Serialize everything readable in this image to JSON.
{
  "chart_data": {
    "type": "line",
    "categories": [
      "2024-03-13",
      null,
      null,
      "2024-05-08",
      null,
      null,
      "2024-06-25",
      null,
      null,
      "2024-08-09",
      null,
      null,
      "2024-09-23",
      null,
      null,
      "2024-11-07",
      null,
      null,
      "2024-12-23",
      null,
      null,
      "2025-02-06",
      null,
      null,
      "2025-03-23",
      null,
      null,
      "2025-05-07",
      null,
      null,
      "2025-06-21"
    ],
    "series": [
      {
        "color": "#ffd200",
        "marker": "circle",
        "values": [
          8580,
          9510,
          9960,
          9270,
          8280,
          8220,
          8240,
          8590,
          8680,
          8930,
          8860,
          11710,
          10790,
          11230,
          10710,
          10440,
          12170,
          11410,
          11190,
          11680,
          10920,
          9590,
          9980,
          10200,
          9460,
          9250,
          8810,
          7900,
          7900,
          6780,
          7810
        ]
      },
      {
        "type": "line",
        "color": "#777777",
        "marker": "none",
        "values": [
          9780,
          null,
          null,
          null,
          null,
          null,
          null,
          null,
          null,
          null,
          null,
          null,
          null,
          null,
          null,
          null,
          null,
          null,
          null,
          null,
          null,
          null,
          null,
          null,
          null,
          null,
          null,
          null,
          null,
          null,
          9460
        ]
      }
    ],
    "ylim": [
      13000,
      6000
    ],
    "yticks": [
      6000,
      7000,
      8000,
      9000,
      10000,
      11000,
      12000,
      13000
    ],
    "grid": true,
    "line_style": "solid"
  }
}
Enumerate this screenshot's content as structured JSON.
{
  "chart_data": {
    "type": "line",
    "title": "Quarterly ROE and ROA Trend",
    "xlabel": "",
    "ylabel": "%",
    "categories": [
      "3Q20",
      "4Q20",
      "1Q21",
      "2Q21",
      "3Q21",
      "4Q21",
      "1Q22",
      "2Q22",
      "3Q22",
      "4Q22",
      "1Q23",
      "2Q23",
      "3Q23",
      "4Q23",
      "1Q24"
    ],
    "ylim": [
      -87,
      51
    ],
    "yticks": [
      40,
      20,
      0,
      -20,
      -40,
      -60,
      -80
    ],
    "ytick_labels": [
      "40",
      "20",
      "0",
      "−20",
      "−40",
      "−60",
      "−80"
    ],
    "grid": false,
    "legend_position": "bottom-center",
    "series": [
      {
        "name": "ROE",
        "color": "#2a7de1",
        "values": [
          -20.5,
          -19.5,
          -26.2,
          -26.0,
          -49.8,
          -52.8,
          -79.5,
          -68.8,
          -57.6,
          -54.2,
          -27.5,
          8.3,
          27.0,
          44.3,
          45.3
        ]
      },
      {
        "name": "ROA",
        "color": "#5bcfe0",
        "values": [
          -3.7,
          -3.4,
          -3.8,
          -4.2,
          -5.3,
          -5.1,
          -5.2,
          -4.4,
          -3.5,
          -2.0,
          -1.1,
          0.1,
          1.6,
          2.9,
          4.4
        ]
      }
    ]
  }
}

•••

Write out again, exactly, the lines from the one holding "Enumerate this screenshot's" through the end of the listing, with both ends included.

▶ _ANSWER TO THE EXERCISE_:
Enumerate this screenshot's content as structured JSON.
{
  "chart_data": {
    "type": "line",
    "title": "Quarterly ROE and ROA Trend",
    "xlabel": "",
    "ylabel": "%",
    "categories": [
      "3Q20",
      "4Q20",
      "1Q21",
      "2Q21",
      "3Q21",
      "4Q21",
      "1Q22",
      "2Q22",
      "3Q22",
      "4Q22",
      "1Q23",
      "2Q23",
      "3Q23",
      "4Q23",
      "1Q24"
    ],
    "ylim": [
      -87,
      51
    ],
    "yticks": [
      40,
      20,
      0,
      -20,
      -40,
      -60,
      -80
    ],
    "ytick_labels": [
      "40",
      "20",
      "0",
      "−20",
      "−40",
      "−60",
      "−80"
    ],
    "grid": false,
    "legend_position": "bottom-center",
    "series": [
      {
        "name": "ROE",
        "color": "#2a7de1",
        "values": [
          -20.5,
          -19.5,
          -26.2,
          -26.0,
          -49.8,
          -52.8,
          -79.5,
          -68.8,
          -57.6,
          -54.2,
          -27.5,
          8.3,
          27.0,
          44.3,
          45.3
        ]
      },
      {
        "name": "ROA",
        "color": "#5bcfe0",
        "values": [
          -3.7,
          -3.4,
          -3.8,
          -4.2,
          -5.3,
          -5.1,
          -5.2,
          -4.4,
          -3.5,
          -2.0,
          -1.1,
          0.1,
          1.6,
          2.9,
          4.4
        ]
      }
    ]
  }
}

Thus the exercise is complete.